◆ DIRECTIONS
Provide the data again in its entirety, exactly as given.

◆ RECORD EXCERPTS
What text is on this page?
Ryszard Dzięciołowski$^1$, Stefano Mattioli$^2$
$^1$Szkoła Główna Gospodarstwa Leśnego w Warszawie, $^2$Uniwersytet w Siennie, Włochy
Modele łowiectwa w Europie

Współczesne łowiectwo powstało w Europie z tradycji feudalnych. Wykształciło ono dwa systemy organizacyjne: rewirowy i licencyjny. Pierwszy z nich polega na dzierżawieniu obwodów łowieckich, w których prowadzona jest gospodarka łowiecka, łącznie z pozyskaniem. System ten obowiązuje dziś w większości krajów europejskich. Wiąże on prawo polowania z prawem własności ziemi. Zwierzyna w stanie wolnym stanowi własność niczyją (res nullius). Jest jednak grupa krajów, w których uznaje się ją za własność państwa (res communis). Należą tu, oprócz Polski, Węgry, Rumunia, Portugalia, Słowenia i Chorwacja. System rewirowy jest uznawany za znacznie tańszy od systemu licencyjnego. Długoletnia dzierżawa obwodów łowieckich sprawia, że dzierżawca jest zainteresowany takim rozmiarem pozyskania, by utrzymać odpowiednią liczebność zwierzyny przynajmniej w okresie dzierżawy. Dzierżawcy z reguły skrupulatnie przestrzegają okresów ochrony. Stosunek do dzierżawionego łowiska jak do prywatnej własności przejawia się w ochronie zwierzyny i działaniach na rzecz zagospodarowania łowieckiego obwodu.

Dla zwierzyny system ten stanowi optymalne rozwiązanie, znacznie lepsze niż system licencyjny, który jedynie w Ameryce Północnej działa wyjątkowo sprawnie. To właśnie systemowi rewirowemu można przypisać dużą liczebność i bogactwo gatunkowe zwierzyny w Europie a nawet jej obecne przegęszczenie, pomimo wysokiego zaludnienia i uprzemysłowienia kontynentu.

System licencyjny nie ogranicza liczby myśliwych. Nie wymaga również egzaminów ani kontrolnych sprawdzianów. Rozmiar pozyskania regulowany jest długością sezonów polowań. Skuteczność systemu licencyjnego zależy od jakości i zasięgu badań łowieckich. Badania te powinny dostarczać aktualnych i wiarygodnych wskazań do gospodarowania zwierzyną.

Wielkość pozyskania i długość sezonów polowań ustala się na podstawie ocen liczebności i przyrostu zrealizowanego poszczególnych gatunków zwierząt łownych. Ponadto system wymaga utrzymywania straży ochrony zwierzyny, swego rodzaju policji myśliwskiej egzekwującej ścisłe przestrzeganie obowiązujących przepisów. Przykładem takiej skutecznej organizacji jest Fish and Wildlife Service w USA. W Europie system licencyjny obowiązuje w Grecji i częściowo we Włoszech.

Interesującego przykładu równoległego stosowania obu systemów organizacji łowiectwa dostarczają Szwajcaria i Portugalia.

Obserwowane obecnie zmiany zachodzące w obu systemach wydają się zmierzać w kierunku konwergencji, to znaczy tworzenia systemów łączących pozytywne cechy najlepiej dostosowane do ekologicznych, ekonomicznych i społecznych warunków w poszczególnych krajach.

◆ RESULT OF THIS TASK
What text is on this page?
Ryszard Dzięciołowski$^1$, Stefano Mattioli$^2$
$^1$Szkoła Główna Gospodarstwa Leśnego w Warszawie, $^2$Uniwersytet w Siennie, Włochy
Modele łowiectwa w Europie

Współczesne łowiectwo powstało w Europie z tradycji feudalnych. Wykształciło ono dwa systemy organizacyjne: rewirowy i licencyjny. Pierwszy z nich polega na dzierżawieniu obwodów łowieckich, w których prowadzona jest gospodarka łowiecka, łącznie z pozyskaniem. System ten obowiązuje dziś w większości krajów europejskich. Wiąże on prawo polowania z prawem własności ziemi. Zwierzyna w stanie wolnym stanowi własność niczyją (res nullius). Jest jednak grupa krajów, w których uznaje się ją za własność państwa (res communis). Należą tu, oprócz Polski, Węgry, Rumunia, Portugalia, Słowenia i Chorwacja. System rewirowy jest uznawany za znacznie tańszy od systemu licencyjnego. Długoletnia dzierżawa obwodów łowieckich sprawia, że dzierżawca jest zainteresowany takim rozmiarem pozyskania, by utrzymać odpowiednią liczebność zwierzyny przynajmniej w okresie dzierżawy. Dzierżawcy z reguły skrupulatnie przestrzegają okresów ochrony. Stosunek do dzierżawionego łowiska jak do prywatnej własności przejawia się w ochronie zwierzyny i działaniach na rzecz zagospodarowania łowieckiego obwodu.

Dla zwierzyny system ten stanowi optymalne rozwiązanie, znacznie lepsze niż system licencyjny, który jedynie w Ameryce Północnej działa wyjątkowo sprawnie. To właśnie systemowi rewirowemu można przypisać dużą liczebność i bogactwo gatunkowe zwierzyny w Europie a nawet jej obecne przegęszczenie, pomimo wysokiego zaludnienia i uprzemysłowienia kontynentu.

System licencyjny nie ogranicza liczby myśliwych. Nie wymaga również egzaminów ani kontrolnych sprawdzianów. Rozmiar pozyskania regulowany jest długością sezonów polowań. Skuteczność systemu licencyjnego zależy od jakości i zasięgu badań łowieckich. Badania te powinny dostarczać aktualnych i wiarygodnych wskazań do gospodarowania zwierzyną.

Wielkość pozyskania i długość sezonów polowań ustala się na podstawie ocen liczebności i przyrostu zrealizowanego poszczególnych gatunków zwierząt łownych. Ponadto system wymaga utrzymywania straży ochrony zwierzyny, swego rodzaju policji myśliwskiej egzekwującej ścisłe przestrzeganie obowiązujących przepisów. Przykładem takiej skutecznej organizacji jest Fish and Wildlife Service w USA. W Europie system licencyjny obowiązuje w Grecji i częściowo we Włoszech.

Interesującego przykładu równoległego stosowania obu systemów organizacji łowiectwa dostarczają Szwajcaria i Portugalia.

Obserwowane obecnie zmiany zachodzące w obu systemach wydają się zmierzać w kierunku konwergencji, to znaczy tworzenia systemów łączących pozytywne cechy najlepiej dostosowane do ekologicznych, ekonomicznych i społecznych warunków w poszczególnych krajach.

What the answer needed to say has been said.